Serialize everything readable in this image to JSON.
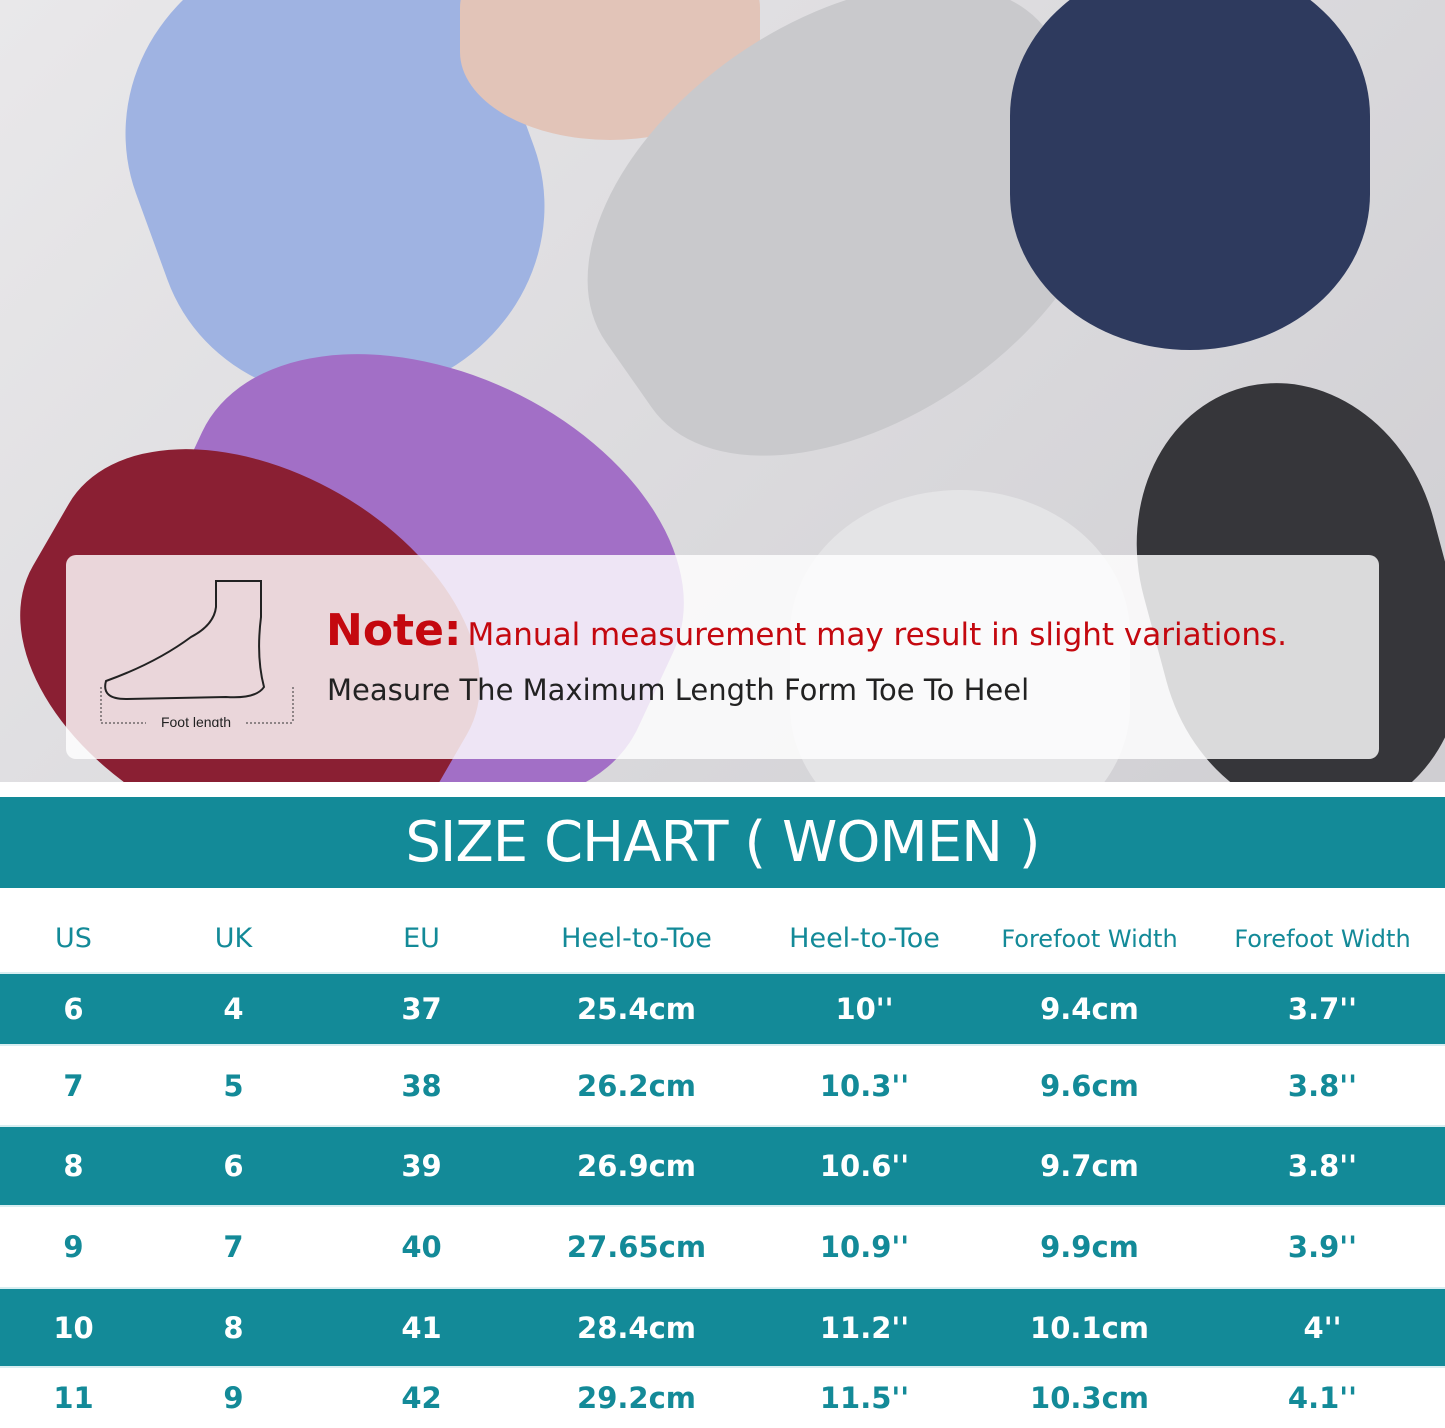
{
  "note": {
    "label": "Note:",
    "text": "Manual measurement may result in slight variations.",
    "subtext": "Measure The Maximum Length Form Toe To Heel",
    "diagram_label": "Foot length"
  },
  "title": "SIZE CHART ( WOMEN )",
  "colors": {
    "teal": "#138a98",
    "note_red": "#c4080f"
  },
  "table": {
    "headers": [
      "US",
      "UK",
      "EU",
      "Heel-to-Toe",
      "Heel-to-Toe",
      "Forefoot Width",
      "Forefoot Width"
    ],
    "rows": [
      [
        "6",
        "4",
        "37",
        "25.4cm",
        "10''",
        "9.4cm",
        "3.7''"
      ],
      [
        "7",
        "5",
        "38",
        "26.2cm",
        "10.3''",
        "9.6cm",
        "3.8''"
      ],
      [
        "8",
        "6",
        "39",
        "26.9cm",
        "10.6''",
        "9.7cm",
        "3.8''"
      ],
      [
        "9",
        "7",
        "40",
        "27.65cm",
        "10.9''",
        "9.9cm",
        "3.9''"
      ],
      [
        "10",
        "8",
        "41",
        "28.4cm",
        "11.2''",
        "10.1cm",
        "4''"
      ],
      [
        "11",
        "9",
        "42",
        "29.2cm",
        "11.5''",
        "10.3cm",
        "4.1''"
      ]
    ]
  }
}
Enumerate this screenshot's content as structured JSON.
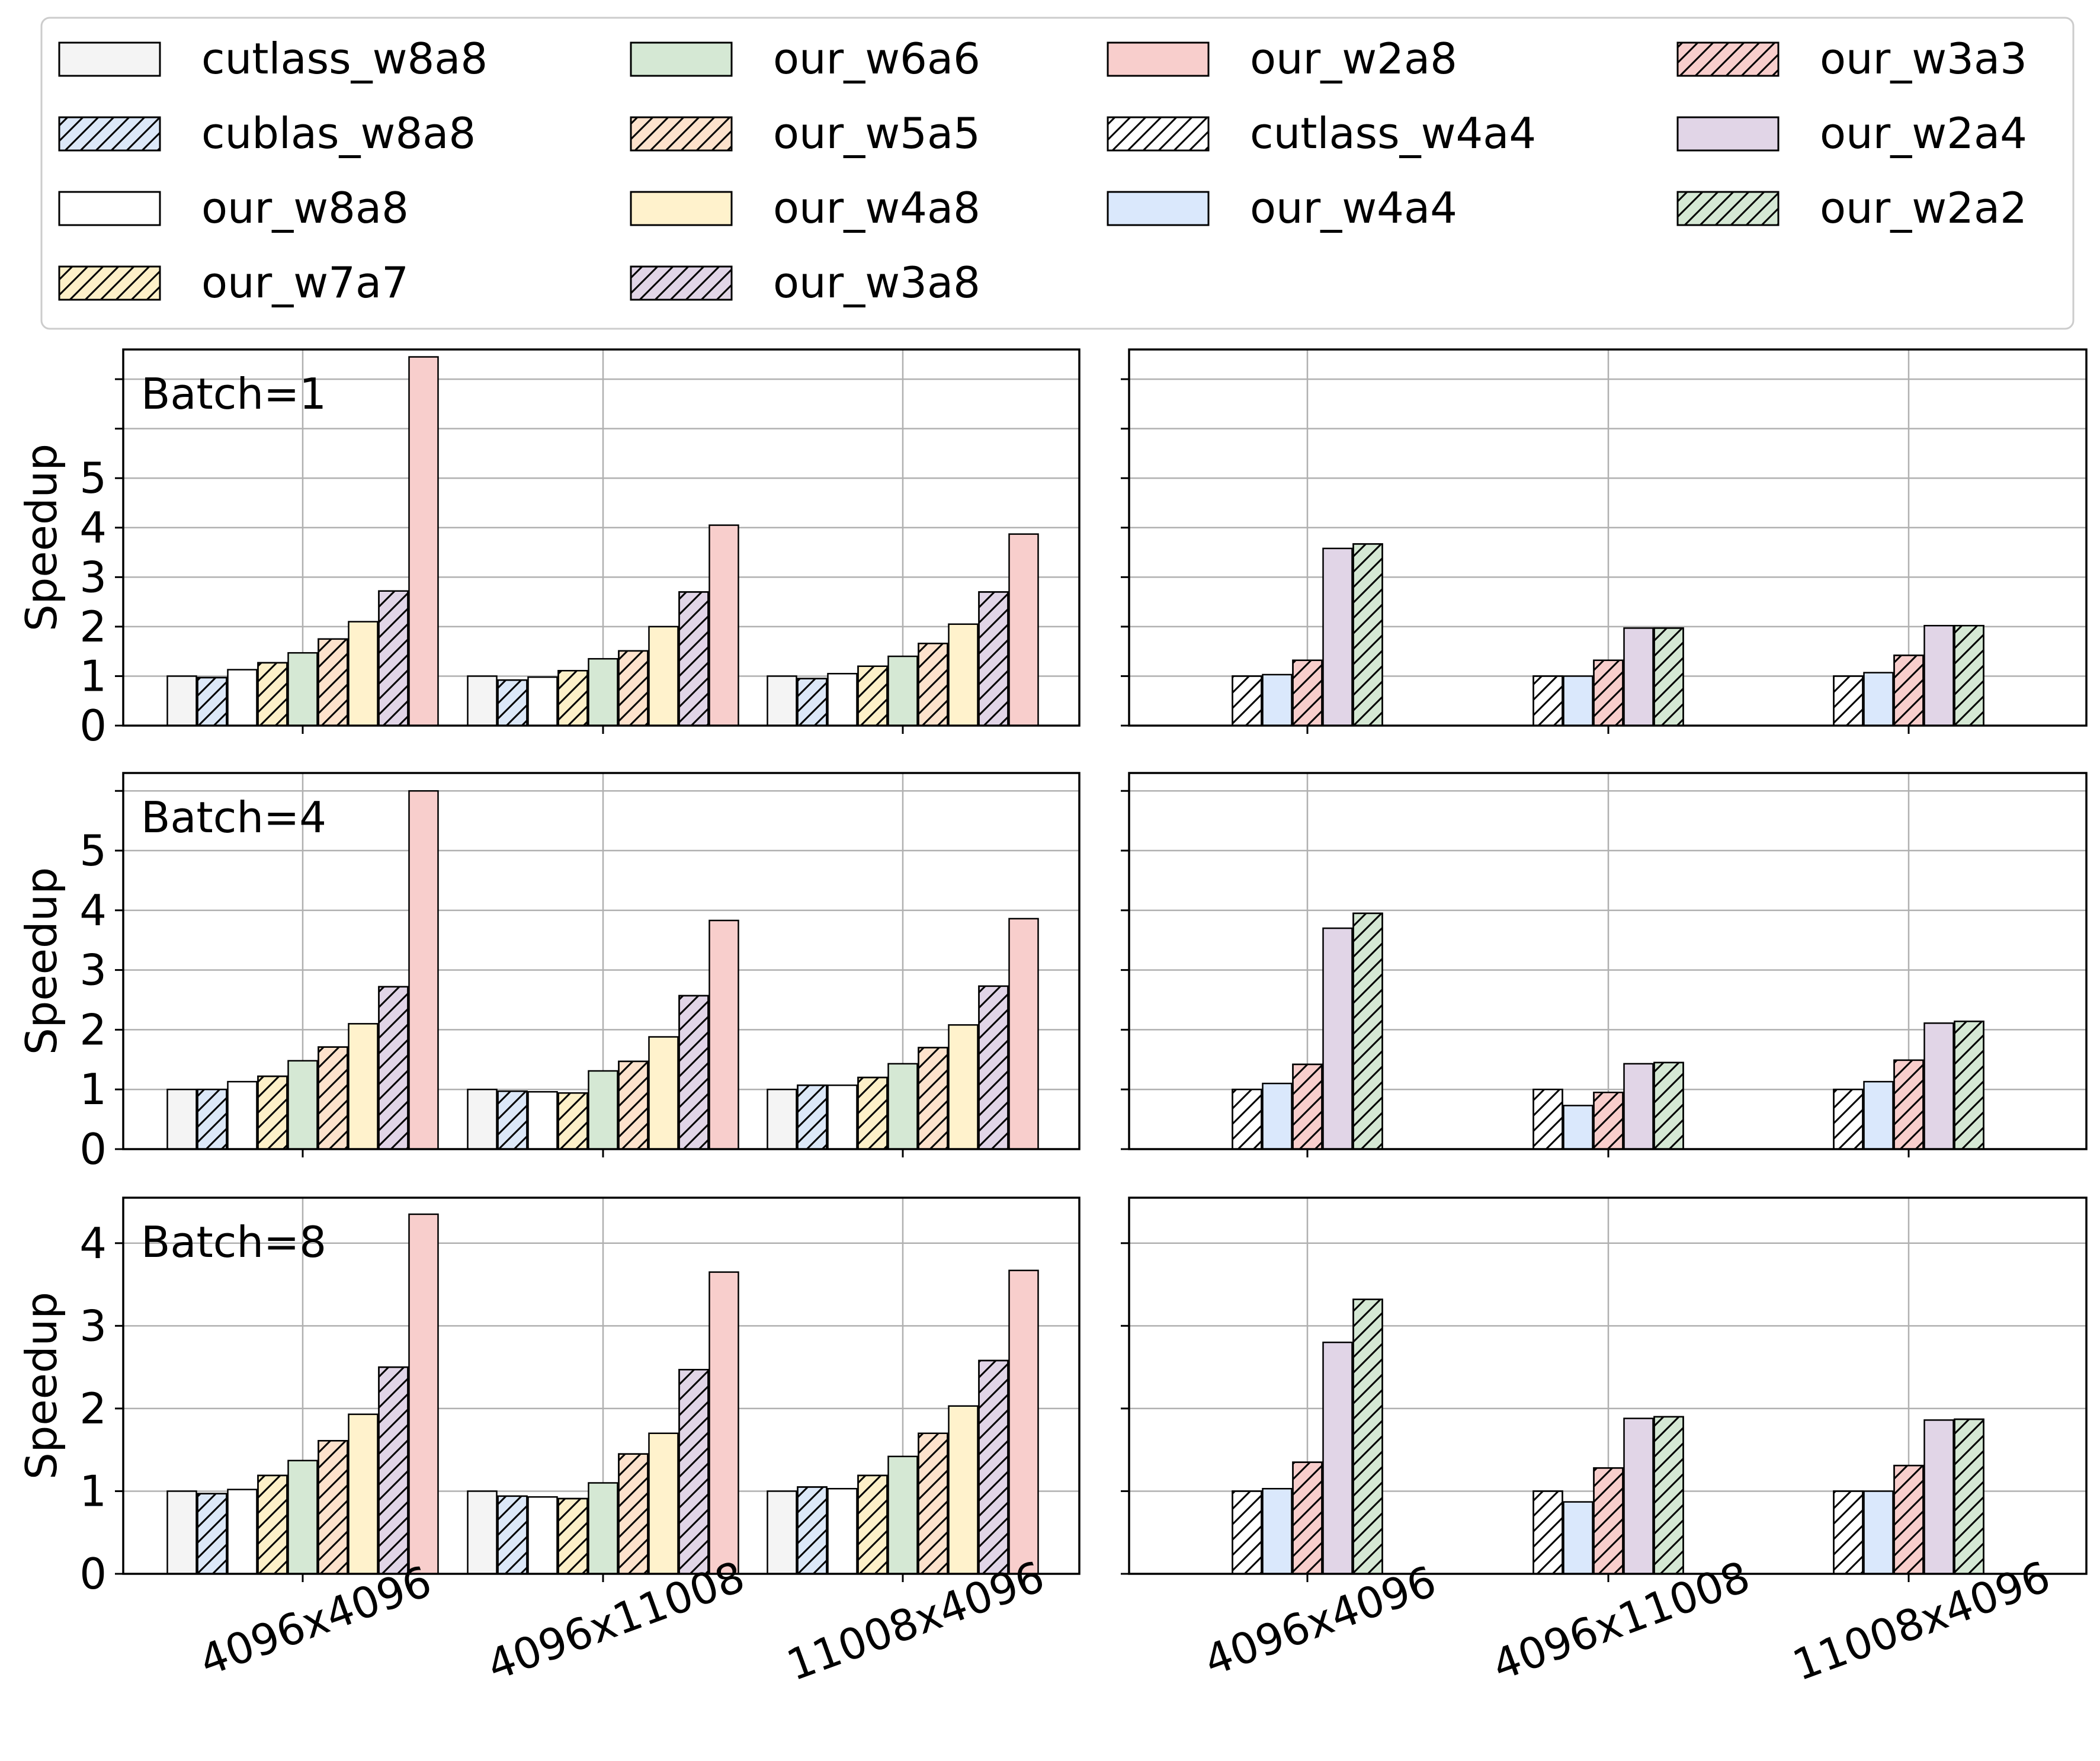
{
  "figure": {
    "legend": {
      "columns": [
        [
          "cutlass_w8a8",
          "cublas_w8a8",
          "our_w8a8",
          "our_w7a7"
        ],
        [
          "our_w6a6",
          "our_w5a5",
          "our_w4a8",
          "our_w3a8"
        ],
        [
          "our_w2a8",
          "cutlass_w4a4",
          "our_w4a4"
        ],
        [
          "our_w3a3",
          "our_w2a4",
          "our_w2a2"
        ]
      ]
    }
  },
  "series_styles": {
    "cutlass_w8a8": {
      "color": "#f4f4f4",
      "hatch": false
    },
    "cublas_w8a8": {
      "color": "#dce8f8",
      "hatch": true
    },
    "our_w8a8": {
      "color": "#ffffff",
      "hatch": false
    },
    "our_w7a7": {
      "color": "#fdf0c8",
      "hatch": true
    },
    "our_w6a6": {
      "color": "#d5e8d4",
      "hatch": false
    },
    "our_w5a5": {
      "color": "#fde2cc",
      "hatch": true
    },
    "our_w4a8": {
      "color": "#fff2cc",
      "hatch": false
    },
    "our_w3a8": {
      "color": "#e1d5e7",
      "hatch": true
    },
    "our_w2a8": {
      "color": "#f8cecc",
      "hatch": false
    },
    "cutlass_w4a4": {
      "color": "#ffffff",
      "hatch": true
    },
    "our_w4a4": {
      "color": "#dae8fc",
      "hatch": false
    },
    "our_w3a3": {
      "color": "#f8cecc",
      "hatch": true
    },
    "our_w2a4": {
      "color": "#e1d5e7",
      "hatch": false
    },
    "our_w2a2": {
      "color": "#d5e8d4",
      "hatch": true
    }
  },
  "chart_data": [
    {
      "type": "bar",
      "panel": "left",
      "row": 0,
      "annotation": "Batch=1",
      "ylabel": "Speedup",
      "ylim": [
        0,
        7.6
      ],
      "yticks": [
        "0",
        "1",
        "2",
        "3",
        "4",
        "5"
      ],
      "categories": [
        "4096x4096",
        "4096x11008",
        "11008x4096"
      ],
      "grid": true,
      "series": [
        {
          "name": "cutlass_w8a8",
          "values": [
            1.0,
            1.0,
            1.0
          ]
        },
        {
          "name": "cublas_w8a8",
          "values": [
            0.97,
            0.92,
            0.95
          ]
        },
        {
          "name": "our_w8a8",
          "values": [
            1.13,
            0.98,
            1.05
          ]
        },
        {
          "name": "our_w7a7",
          "values": [
            1.27,
            1.11,
            1.2
          ]
        },
        {
          "name": "our_w6a6",
          "values": [
            1.47,
            1.35,
            1.4
          ]
        },
        {
          "name": "our_w5a5",
          "values": [
            1.75,
            1.51,
            1.66
          ]
        },
        {
          "name": "our_w4a8",
          "values": [
            2.1,
            2.0,
            2.05
          ]
        },
        {
          "name": "our_w3a8",
          "values": [
            2.72,
            2.7,
            2.7
          ]
        },
        {
          "name": "our_w2a8",
          "values": [
            7.45,
            4.05,
            3.87
          ]
        }
      ]
    },
    {
      "type": "bar",
      "panel": "right",
      "row": 0,
      "ylim": [
        0,
        7.6
      ],
      "categories": [
        "4096x4096",
        "4096x11008",
        "11008x4096"
      ],
      "grid": true,
      "series": [
        {
          "name": "cutlass_w4a4",
          "values": [
            1.0,
            1.0,
            1.0
          ]
        },
        {
          "name": "our_w4a4",
          "values": [
            1.03,
            1.0,
            1.07
          ]
        },
        {
          "name": "our_w3a3",
          "values": [
            1.32,
            1.32,
            1.42
          ]
        },
        {
          "name": "our_w2a4",
          "values": [
            3.58,
            1.97,
            2.02
          ]
        },
        {
          "name": "our_w2a2",
          "values": [
            3.67,
            1.97,
            2.02
          ]
        }
      ]
    },
    {
      "type": "bar",
      "panel": "left",
      "row": 1,
      "annotation": "Batch=4",
      "ylabel": "Speedup",
      "ylim": [
        0,
        6.3
      ],
      "yticks": [
        "0",
        "1",
        "2",
        "3",
        "4",
        "5"
      ],
      "categories": [
        "4096x4096",
        "4096x11008",
        "11008x4096"
      ],
      "grid": true,
      "series": [
        {
          "name": "cutlass_w8a8",
          "values": [
            1.0,
            1.0,
            1.0
          ]
        },
        {
          "name": "cublas_w8a8",
          "values": [
            1.0,
            0.97,
            1.07
          ]
        },
        {
          "name": "our_w8a8",
          "values": [
            1.13,
            0.96,
            1.07
          ]
        },
        {
          "name": "our_w7a7",
          "values": [
            1.22,
            0.94,
            1.2
          ]
        },
        {
          "name": "our_w6a6",
          "values": [
            1.48,
            1.31,
            1.43
          ]
        },
        {
          "name": "our_w5a5",
          "values": [
            1.71,
            1.47,
            1.7
          ]
        },
        {
          "name": "our_w4a8",
          "values": [
            2.1,
            1.88,
            2.08
          ]
        },
        {
          "name": "our_w3a8",
          "values": [
            2.72,
            2.57,
            2.73
          ]
        },
        {
          "name": "our_w2a8",
          "values": [
            6.0,
            3.83,
            3.86
          ]
        }
      ]
    },
    {
      "type": "bar",
      "panel": "right",
      "row": 1,
      "ylim": [
        0,
        6.3
      ],
      "categories": [
        "4096x4096",
        "4096x11008",
        "11008x4096"
      ],
      "grid": true,
      "series": [
        {
          "name": "cutlass_w4a4",
          "values": [
            1.0,
            1.0,
            1.0
          ]
        },
        {
          "name": "our_w4a4",
          "values": [
            1.1,
            0.73,
            1.13
          ]
        },
        {
          "name": "our_w3a3",
          "values": [
            1.42,
            0.95,
            1.49
          ]
        },
        {
          "name": "our_w2a4",
          "values": [
            3.7,
            1.43,
            2.11
          ]
        },
        {
          "name": "our_w2a2",
          "values": [
            3.95,
            1.45,
            2.14
          ]
        }
      ]
    },
    {
      "type": "bar",
      "panel": "left",
      "row": 2,
      "annotation": "Batch=8",
      "ylabel": "Speedup",
      "ylim": [
        0,
        4.55
      ],
      "yticks": [
        "0",
        "1",
        "2",
        "3",
        "4"
      ],
      "categories": [
        "4096x4096",
        "4096x11008",
        "11008x4096"
      ],
      "grid": true,
      "series": [
        {
          "name": "cutlass_w8a8",
          "values": [
            1.0,
            1.0,
            1.0
          ]
        },
        {
          "name": "cublas_w8a8",
          "values": [
            0.97,
            0.94,
            1.05
          ]
        },
        {
          "name": "our_w8a8",
          "values": [
            1.02,
            0.93,
            1.03
          ]
        },
        {
          "name": "our_w7a7",
          "values": [
            1.19,
            0.91,
            1.19
          ]
        },
        {
          "name": "our_w6a6",
          "values": [
            1.37,
            1.1,
            1.42
          ]
        },
        {
          "name": "our_w5a5",
          "values": [
            1.61,
            1.45,
            1.7
          ]
        },
        {
          "name": "our_w4a8",
          "values": [
            1.93,
            1.7,
            2.03
          ]
        },
        {
          "name": "our_w3a8",
          "values": [
            2.5,
            2.47,
            2.58
          ]
        },
        {
          "name": "our_w2a8",
          "values": [
            4.35,
            3.65,
            3.67
          ]
        }
      ]
    },
    {
      "type": "bar",
      "panel": "right",
      "row": 2,
      "ylim": [
        0,
        4.55
      ],
      "categories": [
        "4096x4096",
        "4096x11008",
        "11008x4096"
      ],
      "grid": true,
      "series": [
        {
          "name": "cutlass_w4a4",
          "values": [
            1.0,
            1.0,
            1.0
          ]
        },
        {
          "name": "our_w4a4",
          "values": [
            1.03,
            0.87,
            1.0
          ]
        },
        {
          "name": "our_w3a3",
          "values": [
            1.35,
            1.28,
            1.31
          ]
        },
        {
          "name": "our_w2a4",
          "values": [
            2.8,
            1.88,
            1.86
          ]
        },
        {
          "name": "our_w2a2",
          "values": [
            3.32,
            1.9,
            1.87
          ]
        }
      ]
    }
  ]
}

******************************

Across the records above, count the lines holding "this" and reply with that number alone.

2